* Collected data
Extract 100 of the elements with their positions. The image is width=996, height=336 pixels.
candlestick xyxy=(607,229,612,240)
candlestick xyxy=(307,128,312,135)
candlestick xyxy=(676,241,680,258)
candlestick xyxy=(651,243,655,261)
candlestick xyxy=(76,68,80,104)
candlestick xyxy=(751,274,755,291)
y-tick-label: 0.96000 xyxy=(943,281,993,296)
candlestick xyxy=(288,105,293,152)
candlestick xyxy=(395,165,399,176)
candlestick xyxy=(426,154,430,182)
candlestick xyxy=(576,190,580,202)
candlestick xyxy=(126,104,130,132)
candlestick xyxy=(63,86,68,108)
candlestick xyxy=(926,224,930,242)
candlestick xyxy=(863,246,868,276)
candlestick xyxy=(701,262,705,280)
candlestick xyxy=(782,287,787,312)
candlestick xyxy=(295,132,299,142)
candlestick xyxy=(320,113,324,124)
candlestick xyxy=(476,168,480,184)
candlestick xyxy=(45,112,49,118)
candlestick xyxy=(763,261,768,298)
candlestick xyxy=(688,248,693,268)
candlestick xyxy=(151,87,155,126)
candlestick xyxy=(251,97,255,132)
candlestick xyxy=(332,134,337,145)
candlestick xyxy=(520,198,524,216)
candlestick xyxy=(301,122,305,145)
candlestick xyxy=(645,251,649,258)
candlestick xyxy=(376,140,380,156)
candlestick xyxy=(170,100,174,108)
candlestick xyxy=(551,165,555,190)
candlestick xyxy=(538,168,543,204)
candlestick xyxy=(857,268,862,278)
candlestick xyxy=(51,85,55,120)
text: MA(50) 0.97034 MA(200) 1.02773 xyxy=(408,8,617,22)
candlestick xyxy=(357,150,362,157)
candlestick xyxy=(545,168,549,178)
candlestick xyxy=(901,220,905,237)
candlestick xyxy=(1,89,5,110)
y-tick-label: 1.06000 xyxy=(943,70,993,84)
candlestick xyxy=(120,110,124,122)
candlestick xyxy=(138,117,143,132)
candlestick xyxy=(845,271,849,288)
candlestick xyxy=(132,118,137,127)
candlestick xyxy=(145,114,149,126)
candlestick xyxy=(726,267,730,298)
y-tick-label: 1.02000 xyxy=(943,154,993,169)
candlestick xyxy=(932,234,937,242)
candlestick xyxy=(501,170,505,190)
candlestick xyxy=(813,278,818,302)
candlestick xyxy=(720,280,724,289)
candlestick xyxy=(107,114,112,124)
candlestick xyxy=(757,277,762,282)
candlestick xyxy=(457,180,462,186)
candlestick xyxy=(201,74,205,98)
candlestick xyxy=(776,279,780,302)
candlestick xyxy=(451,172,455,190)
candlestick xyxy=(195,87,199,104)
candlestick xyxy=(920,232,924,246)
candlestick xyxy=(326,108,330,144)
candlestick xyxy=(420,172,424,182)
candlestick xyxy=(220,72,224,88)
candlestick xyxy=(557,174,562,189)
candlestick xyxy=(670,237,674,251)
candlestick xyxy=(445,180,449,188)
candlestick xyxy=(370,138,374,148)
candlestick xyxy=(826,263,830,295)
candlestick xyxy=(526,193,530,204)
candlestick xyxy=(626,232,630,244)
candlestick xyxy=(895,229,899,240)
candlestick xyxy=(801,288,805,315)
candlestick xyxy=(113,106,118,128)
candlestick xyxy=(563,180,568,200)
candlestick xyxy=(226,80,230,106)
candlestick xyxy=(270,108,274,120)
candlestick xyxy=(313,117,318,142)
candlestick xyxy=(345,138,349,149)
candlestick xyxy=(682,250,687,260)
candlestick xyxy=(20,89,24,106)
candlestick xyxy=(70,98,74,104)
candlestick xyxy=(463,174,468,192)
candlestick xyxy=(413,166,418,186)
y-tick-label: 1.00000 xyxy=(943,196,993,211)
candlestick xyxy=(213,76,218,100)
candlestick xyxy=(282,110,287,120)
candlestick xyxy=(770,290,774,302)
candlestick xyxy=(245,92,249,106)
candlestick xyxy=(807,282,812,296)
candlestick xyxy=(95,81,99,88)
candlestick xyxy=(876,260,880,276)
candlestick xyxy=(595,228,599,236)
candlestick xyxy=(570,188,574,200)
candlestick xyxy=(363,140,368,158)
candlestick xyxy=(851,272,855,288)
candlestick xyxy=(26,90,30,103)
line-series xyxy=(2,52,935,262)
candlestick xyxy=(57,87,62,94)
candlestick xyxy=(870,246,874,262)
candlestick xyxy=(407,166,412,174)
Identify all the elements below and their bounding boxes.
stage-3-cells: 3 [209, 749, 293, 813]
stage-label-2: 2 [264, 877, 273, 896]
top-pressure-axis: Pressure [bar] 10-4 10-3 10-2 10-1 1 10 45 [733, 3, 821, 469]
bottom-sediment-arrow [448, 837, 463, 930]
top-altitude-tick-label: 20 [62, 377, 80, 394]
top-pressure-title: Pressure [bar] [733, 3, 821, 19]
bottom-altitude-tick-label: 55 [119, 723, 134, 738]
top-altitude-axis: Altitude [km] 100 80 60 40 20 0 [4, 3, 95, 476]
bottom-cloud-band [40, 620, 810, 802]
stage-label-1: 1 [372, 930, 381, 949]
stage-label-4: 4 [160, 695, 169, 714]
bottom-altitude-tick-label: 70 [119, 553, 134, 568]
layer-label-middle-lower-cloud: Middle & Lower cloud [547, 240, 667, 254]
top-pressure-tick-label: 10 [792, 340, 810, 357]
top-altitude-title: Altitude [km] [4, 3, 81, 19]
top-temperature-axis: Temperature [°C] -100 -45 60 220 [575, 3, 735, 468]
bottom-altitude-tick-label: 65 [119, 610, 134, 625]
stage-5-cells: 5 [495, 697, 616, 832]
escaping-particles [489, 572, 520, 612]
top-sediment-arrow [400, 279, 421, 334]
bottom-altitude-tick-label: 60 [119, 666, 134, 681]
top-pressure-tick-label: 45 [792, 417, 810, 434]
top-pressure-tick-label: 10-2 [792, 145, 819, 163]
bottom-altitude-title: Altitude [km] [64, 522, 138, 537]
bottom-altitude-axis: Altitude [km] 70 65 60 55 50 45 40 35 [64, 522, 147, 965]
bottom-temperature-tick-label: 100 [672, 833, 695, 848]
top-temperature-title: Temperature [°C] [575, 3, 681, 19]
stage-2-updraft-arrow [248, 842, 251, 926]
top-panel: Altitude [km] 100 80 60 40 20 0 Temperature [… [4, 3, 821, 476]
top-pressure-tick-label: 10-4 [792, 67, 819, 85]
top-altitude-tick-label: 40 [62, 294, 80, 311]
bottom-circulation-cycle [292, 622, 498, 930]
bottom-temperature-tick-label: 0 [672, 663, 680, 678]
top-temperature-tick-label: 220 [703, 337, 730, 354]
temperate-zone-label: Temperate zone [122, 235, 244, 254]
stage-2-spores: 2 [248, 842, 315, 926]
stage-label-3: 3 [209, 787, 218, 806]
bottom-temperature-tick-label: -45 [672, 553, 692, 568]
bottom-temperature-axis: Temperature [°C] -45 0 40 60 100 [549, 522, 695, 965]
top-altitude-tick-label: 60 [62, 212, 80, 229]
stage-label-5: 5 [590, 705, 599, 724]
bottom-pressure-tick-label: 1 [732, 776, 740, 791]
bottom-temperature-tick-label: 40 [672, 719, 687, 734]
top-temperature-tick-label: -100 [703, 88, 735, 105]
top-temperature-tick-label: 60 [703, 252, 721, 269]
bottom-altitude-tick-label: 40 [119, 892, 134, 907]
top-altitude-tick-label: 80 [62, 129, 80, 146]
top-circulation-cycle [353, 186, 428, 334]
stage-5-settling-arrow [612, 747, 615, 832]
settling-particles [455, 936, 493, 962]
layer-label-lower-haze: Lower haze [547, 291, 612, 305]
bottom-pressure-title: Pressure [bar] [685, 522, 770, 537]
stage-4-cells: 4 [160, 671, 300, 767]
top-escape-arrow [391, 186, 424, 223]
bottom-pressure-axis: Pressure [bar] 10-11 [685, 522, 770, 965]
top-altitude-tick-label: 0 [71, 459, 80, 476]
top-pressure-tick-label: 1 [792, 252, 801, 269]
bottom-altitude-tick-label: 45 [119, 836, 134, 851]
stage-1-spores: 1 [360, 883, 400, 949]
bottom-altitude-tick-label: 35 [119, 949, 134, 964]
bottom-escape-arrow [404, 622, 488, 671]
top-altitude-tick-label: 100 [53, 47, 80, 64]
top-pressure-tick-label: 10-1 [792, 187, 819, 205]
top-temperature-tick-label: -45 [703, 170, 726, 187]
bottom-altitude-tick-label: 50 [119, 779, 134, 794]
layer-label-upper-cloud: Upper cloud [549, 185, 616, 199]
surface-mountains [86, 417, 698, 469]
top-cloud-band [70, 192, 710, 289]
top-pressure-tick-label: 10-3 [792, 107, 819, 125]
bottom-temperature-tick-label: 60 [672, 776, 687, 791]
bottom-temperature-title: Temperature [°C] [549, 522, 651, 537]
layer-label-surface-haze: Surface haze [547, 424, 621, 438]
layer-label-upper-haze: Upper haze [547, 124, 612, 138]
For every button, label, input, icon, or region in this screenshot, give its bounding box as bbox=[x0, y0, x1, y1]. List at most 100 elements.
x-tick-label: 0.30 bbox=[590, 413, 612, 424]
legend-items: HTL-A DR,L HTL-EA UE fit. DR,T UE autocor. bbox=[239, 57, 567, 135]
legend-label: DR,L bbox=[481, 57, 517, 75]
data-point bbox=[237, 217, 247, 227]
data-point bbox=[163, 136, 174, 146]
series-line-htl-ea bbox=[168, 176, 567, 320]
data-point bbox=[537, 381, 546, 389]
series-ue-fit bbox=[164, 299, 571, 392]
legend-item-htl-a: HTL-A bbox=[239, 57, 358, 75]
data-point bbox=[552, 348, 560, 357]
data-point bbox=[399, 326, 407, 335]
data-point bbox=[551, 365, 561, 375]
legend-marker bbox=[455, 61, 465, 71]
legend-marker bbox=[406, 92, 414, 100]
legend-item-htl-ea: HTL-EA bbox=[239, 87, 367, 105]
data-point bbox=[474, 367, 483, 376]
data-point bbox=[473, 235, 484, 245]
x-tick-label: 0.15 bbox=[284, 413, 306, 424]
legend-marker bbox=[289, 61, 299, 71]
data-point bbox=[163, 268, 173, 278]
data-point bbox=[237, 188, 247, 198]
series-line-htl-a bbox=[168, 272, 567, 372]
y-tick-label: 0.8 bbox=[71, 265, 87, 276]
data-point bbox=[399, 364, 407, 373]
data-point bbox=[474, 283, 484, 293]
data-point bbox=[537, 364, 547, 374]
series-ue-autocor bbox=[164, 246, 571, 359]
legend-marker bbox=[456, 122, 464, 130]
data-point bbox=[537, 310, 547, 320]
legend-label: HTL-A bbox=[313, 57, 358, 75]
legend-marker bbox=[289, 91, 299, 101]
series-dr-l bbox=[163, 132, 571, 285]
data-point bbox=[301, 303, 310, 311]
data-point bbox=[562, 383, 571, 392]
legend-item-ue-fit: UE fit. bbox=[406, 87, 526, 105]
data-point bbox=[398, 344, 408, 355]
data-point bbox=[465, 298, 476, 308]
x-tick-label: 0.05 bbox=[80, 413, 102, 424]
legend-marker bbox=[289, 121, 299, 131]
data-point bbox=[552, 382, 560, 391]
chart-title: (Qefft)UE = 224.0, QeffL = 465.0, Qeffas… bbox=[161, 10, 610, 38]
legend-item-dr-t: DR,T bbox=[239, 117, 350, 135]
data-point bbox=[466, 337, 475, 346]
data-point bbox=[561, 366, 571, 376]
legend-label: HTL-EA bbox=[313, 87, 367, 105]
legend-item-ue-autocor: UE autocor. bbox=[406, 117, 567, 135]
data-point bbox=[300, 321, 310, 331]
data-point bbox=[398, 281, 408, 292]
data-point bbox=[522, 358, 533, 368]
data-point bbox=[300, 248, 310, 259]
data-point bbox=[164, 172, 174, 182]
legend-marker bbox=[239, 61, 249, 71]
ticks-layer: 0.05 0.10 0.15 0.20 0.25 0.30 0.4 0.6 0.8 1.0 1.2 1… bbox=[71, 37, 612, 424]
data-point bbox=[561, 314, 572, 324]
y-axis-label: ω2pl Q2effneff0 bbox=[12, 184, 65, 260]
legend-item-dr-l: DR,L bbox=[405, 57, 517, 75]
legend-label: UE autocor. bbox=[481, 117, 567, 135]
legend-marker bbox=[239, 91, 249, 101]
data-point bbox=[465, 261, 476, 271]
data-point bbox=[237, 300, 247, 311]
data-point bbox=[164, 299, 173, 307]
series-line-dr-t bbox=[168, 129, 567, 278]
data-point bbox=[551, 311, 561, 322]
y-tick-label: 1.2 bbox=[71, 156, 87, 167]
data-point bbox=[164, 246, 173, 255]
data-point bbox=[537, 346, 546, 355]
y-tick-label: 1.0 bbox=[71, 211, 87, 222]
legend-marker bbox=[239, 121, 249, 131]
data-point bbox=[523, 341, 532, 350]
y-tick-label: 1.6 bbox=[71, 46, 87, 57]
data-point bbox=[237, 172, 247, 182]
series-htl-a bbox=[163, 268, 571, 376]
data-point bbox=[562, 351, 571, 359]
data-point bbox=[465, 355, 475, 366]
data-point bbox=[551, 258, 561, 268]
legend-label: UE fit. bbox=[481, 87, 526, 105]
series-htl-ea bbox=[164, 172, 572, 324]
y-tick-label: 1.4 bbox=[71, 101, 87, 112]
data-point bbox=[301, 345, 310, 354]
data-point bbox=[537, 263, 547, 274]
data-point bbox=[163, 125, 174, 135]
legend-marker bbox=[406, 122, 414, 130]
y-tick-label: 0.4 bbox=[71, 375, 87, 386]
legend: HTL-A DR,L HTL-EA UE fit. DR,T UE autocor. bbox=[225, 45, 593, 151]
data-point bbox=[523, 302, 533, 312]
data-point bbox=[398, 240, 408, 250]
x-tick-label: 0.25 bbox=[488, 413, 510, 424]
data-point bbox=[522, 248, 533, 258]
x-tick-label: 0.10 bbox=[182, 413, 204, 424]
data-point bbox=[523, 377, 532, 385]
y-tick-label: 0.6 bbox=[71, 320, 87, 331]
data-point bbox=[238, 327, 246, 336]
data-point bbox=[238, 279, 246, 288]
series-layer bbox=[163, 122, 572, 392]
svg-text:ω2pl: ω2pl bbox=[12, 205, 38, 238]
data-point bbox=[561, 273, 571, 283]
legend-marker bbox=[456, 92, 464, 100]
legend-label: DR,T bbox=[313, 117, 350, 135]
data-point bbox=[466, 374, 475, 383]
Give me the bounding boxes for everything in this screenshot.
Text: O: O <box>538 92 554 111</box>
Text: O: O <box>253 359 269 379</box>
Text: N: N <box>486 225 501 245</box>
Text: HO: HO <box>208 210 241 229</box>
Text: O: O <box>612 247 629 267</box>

* Instructions for the task
Output the data from its first line through the line containing "candlestick xyxy=(557,174,562,189)", inclusive, as a Markdown table with the columns Row and Data line. Number each row and omit any blank lines.

* Exercise answer
| Row | Data line |
|---|---|
| 1 | Extract 100 of the elements with their positions. The image is width=996, height=336 pixels. |
| 2 | candlestick xyxy=(607,229,612,240) |
| 3 | candlestick xyxy=(307,128,312,135) |
| 4 | candlestick xyxy=(676,241,680,258) |
| 5 | candlestick xyxy=(651,243,655,261) |
| 6 | candlestick xyxy=(76,68,80,104) |
| 7 | candlestick xyxy=(751,274,755,291) |
| 8 | y-tick-label: 0.96000 xyxy=(943,281,993,296) |
| 9 | candlestick xyxy=(288,105,293,152) |
| 10 | candlestick xyxy=(395,165,399,176) |
| 11 | candlestick xyxy=(426,154,430,182) |
| 12 | candlestick xyxy=(576,190,580,202) |
| 13 | candlestick xyxy=(126,104,130,132) |
| 14 | candlestick xyxy=(63,86,68,108) |
| 15 | candlestick xyxy=(926,224,930,242) |
| 16 | candlestick xyxy=(863,246,868,276) |
| 17 | candlestick xyxy=(701,262,705,280) |
| 18 | candlestick xyxy=(782,287,787,312) |
| 19 | candlestick xyxy=(295,132,299,142) |
| 20 | candlestick xyxy=(320,113,324,124) |
| 21 | candlestick xyxy=(476,168,480,184) |
| 22 | candlestick xyxy=(45,112,49,118) |
| 23 | candlestick xyxy=(763,261,768,298) |
| 24 | candlestick xyxy=(688,248,693,268) |
| 25 | candlestick xyxy=(151,87,155,126) |
| 26 | candlestick xyxy=(251,97,255,132) |
| 27 | candlestick xyxy=(332,134,337,145) |
| 28 | candlestick xyxy=(520,198,524,216) |
| 29 | candlestick xyxy=(301,122,305,145) |
| 30 | candlestick xyxy=(645,251,649,258) |
| 31 | candlestick xyxy=(376,140,380,156) |
| 32 | candlestick xyxy=(170,100,174,108) |
| 33 | candlestick xyxy=(551,165,555,190) |
| 34 | candlestick xyxy=(538,168,543,204) |
| 35 | candlestick xyxy=(857,268,862,278) |
| 36 | candlestick xyxy=(51,85,55,120) |
| 37 | text: MA(50) 0.97034 MA(200) 1.02773 xyxy=(408,8,617,22) |
| 38 | candlestick xyxy=(357,150,362,157) |
| 39 | candlestick xyxy=(545,168,549,178) |
| 40 | candlestick xyxy=(901,220,905,237) |
| 41 | candlestick xyxy=(1,89,5,110) |
| 42 | y-tick-label: 1.06000 xyxy=(943,70,993,84) |
| 43 | candlestick xyxy=(120,110,124,122) |
| 44 | candlestick xyxy=(138,117,143,132) |
| 45 | candlestick xyxy=(845,271,849,288) |
| 46 | candlestick xyxy=(132,118,137,127) |
| 47 | candlestick xyxy=(145,114,149,126) |
| 48 | candlestick xyxy=(726,267,730,298) |
| 49 | y-tick-label: 1.02000 xyxy=(943,154,993,169) |
| 50 | candlestick xyxy=(932,234,937,242) |
| 51 | candlestick xyxy=(501,170,505,190) |
| 52 | candlestick xyxy=(813,278,818,302) |
| 53 | candlestick xyxy=(720,280,724,289) |
| 54 | candlestick xyxy=(107,114,112,124) |
| 55 | candlestick xyxy=(757,277,762,282) |
| 56 | candlestick xyxy=(457,180,462,186) |
| 57 | candlestick xyxy=(201,74,205,98) |
| 58 | candlestick xyxy=(776,279,780,302) |
| 59 | candlestick xyxy=(451,172,455,190) |
| 60 | candlestick xyxy=(195,87,199,104) |
| 61 | candlestick xyxy=(920,232,924,246) |
| 62 | candlestick xyxy=(326,108,330,144) |
| 63 | candlestick xyxy=(420,172,424,182) |
| 64 | candlestick xyxy=(220,72,224,88) |
| 65 | candlestick xyxy=(557,174,562,189) |